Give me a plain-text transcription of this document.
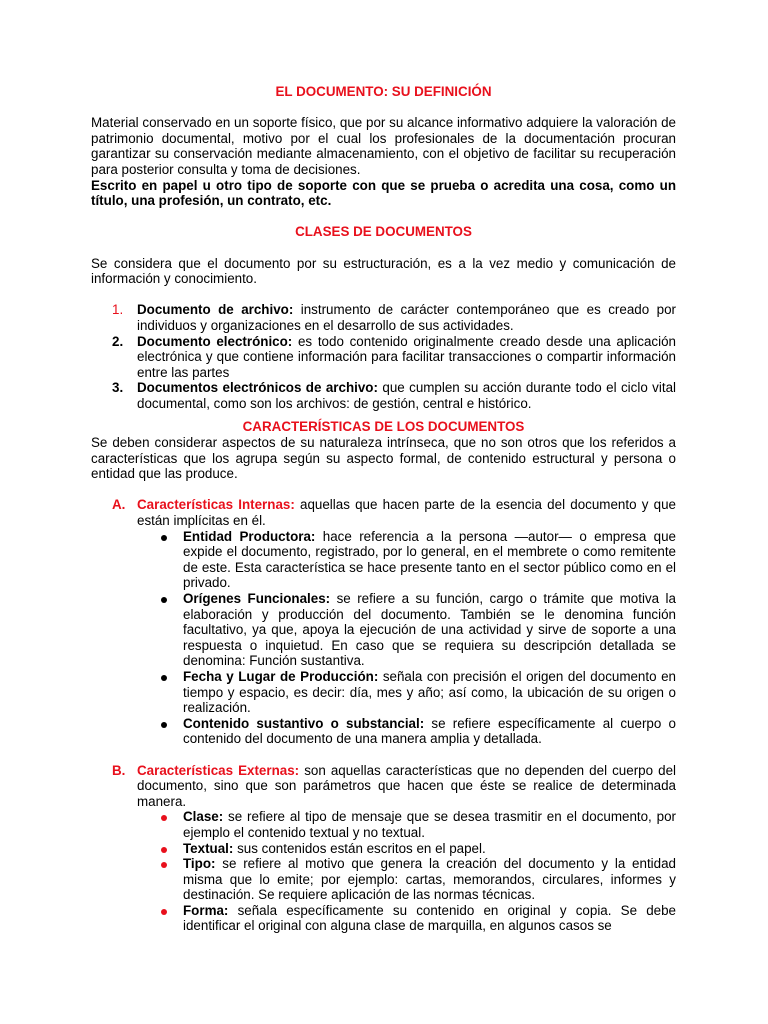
EL DOCUMENTO: SU DEFINICIÓN

Material conservado en un soporte físico, que por su alcance informativo adquiere la valoración de patrimonio documental, motivo por el cual los profesionales de la documentación procuran garantizar su conservación mediante almacenamiento, con el objetivo de facilitar su recuperación para posterior consulta y toma de decisiones.

Escrito en papel u otro tipo de soporte con que se prueba o acredita una cosa, como un título, una profesión, un contrato, etc.

CLASES DE DOCUMENTOS

Se considera que el documento por su estructuración, es a la vez medio y comunicación de información y conocimiento.

1. Documento de archivo: instrumento de carácter contemporáneo que es creado por individuos y organizaciones en el desarrollo de sus actividades.
2. Documento electrónico: es todo contenido originalmente creado desde una aplicación electrónica y que contiene información para facilitar transacciones o compartir información entre las partes
3. Documentos electrónicos de archivo: que cumplen su acción durante todo el ciclo vital documental, como son los archivos: de gestión, central e histórico.

CARACTERÍSTICAS DE LOS DOCUMENTOS

Se deben considerar aspectos de su naturaleza intrínseca, que no son otros que los referidos a características que los agrupa según su aspecto formal, de contenido estructural y persona o entidad que las produce.

A. Características Internas: aquellas que hacen parte de la esencia del documento y que están implícitas en él.
Entidad Productora: hace referencia a la persona —autor— o empresa que expide el documento, registrado, por lo general, en el membrete o como remitente de este. Esta característica se hace presente tanto en el sector público como en el privado.
Orígenes Funcionales: se refiere a su función, cargo o trámite que motiva la elaboración y producción del documento. También se le denomina función facultativo, ya que, apoya la ejecución de una actividad y sirve de soporte a una respuesta o inquietud. En caso que se requiera su descripción detallada se denomina: Función sustantiva.
Fecha y Lugar de Producción: señala con precisión el origen del documento en tiempo y espacio, es decir: día, mes y año; así como, la ubicación de su origen o realización.
Contenido sustantivo o substancial: se refiere específicamente al cuerpo o contenido del documento de una manera amplia y detallada.
B. Características Externas: son aquellas características que no dependen del cuerpo del documento, sino que son parámetros que hacen que éste se realice de determinada manera.
Clase: se refiere al tipo de mensaje que se desea trasmitir en el documento, por ejemplo el contenido textual y no textual.
Textual: sus contenidos están escritos en el papel.
Tipo: se refiere al motivo que genera la creación del documento y la entidad misma que lo emite; por ejemplo: cartas, memorandos, circulares, informes y destinación. Se requiere aplicación de las normas técnicas.
Forma: señala específicamente su contenido en original y copia. Se debe identificar el original con alguna clase de marquilla, en algunos casos se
|---|
> _What you need to do_
The answer should consist of all lines from the records above that hold the word "detallada".

> _Answer to the problem_
Orígenes Funcionales: se refiere a su función, cargo o trámite que motiva la elaboración y producción del documento. También se le denomina función facultativo, ya que, apoya la ejecución de una actividad y sirve de soporte a una respuesta o inquietud. En caso que se requiera su descripción detallada se denomina: Función sustantiva.
Contenido sustantivo o substancial: se refiere específicamente al cuerpo o contenido del documento de una manera amplia y detallada.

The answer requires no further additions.